====== Material
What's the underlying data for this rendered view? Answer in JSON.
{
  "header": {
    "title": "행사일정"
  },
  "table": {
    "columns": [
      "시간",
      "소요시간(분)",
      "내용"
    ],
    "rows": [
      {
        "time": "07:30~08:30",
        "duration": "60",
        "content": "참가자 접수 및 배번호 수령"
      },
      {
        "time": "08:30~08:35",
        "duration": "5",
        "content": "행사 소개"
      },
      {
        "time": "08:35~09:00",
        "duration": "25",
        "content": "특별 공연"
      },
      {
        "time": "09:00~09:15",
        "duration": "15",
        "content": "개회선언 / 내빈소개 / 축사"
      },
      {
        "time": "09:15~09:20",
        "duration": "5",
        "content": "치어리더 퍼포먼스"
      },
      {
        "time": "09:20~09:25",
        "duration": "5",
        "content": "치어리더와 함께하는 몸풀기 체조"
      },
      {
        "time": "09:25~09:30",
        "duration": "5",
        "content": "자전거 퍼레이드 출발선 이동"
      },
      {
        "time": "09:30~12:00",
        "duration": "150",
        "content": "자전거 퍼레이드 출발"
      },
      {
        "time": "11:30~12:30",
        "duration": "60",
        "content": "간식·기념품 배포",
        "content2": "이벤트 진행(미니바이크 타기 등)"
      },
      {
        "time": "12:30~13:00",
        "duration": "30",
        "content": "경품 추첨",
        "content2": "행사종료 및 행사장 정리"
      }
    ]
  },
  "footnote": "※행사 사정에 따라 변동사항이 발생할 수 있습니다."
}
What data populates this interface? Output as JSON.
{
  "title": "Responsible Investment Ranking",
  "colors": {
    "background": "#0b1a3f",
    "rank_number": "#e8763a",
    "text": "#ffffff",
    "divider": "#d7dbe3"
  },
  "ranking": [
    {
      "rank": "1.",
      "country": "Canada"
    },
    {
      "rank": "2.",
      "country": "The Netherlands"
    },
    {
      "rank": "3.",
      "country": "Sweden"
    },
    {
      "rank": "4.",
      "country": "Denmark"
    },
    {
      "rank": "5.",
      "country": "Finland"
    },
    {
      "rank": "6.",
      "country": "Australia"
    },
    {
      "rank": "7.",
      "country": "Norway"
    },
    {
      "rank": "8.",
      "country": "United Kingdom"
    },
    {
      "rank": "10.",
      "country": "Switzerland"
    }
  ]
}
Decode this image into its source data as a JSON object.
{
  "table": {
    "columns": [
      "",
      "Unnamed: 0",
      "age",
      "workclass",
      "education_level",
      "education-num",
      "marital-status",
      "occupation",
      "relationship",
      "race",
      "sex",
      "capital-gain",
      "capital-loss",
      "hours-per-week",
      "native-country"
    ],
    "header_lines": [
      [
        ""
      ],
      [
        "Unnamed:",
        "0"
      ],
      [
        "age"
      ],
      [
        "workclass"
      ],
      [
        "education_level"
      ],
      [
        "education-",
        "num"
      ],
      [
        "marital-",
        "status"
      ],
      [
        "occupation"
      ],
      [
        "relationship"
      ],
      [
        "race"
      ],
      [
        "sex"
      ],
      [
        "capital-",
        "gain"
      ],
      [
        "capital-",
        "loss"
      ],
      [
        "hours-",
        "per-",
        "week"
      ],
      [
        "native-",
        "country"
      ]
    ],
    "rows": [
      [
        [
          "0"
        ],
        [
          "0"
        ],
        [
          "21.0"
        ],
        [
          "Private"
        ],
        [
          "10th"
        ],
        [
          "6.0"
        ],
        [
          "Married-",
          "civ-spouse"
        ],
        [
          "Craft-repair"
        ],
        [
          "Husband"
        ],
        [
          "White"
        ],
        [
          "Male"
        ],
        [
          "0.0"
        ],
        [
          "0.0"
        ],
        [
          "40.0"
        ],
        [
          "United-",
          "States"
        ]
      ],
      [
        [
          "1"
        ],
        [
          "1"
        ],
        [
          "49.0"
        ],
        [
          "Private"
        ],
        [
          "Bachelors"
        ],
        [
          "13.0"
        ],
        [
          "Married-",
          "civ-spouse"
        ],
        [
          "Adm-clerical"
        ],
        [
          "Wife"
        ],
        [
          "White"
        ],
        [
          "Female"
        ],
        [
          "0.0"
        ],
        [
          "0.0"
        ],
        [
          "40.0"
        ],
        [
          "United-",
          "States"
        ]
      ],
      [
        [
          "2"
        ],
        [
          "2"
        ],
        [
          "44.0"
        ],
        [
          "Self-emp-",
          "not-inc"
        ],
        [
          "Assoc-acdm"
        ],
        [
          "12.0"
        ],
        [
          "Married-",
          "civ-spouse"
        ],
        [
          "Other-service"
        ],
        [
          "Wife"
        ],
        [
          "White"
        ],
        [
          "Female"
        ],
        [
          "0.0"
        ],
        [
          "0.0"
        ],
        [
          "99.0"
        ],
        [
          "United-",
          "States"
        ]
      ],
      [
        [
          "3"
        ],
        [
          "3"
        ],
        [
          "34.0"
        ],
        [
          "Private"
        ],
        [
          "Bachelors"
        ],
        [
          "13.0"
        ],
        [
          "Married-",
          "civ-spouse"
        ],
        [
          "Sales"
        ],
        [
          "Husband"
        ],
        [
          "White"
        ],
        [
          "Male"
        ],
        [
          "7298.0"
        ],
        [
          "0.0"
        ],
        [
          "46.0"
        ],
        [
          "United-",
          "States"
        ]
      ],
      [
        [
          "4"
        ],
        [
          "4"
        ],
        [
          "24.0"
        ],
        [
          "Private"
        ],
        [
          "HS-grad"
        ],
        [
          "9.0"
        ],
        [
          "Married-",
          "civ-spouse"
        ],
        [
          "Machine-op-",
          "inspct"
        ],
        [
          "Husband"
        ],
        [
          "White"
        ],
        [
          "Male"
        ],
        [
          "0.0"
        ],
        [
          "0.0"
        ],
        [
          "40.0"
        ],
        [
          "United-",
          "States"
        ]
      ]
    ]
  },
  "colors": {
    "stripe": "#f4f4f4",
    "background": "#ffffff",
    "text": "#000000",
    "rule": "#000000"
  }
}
============
__The problem__
Copy out the lines in which the string "data" appears.

__Solution__
What's the underlying data for this rendered view? Answer in JSON.
What data populates this interface? Output as JSON.
Decode this image into its source data as a JSON object.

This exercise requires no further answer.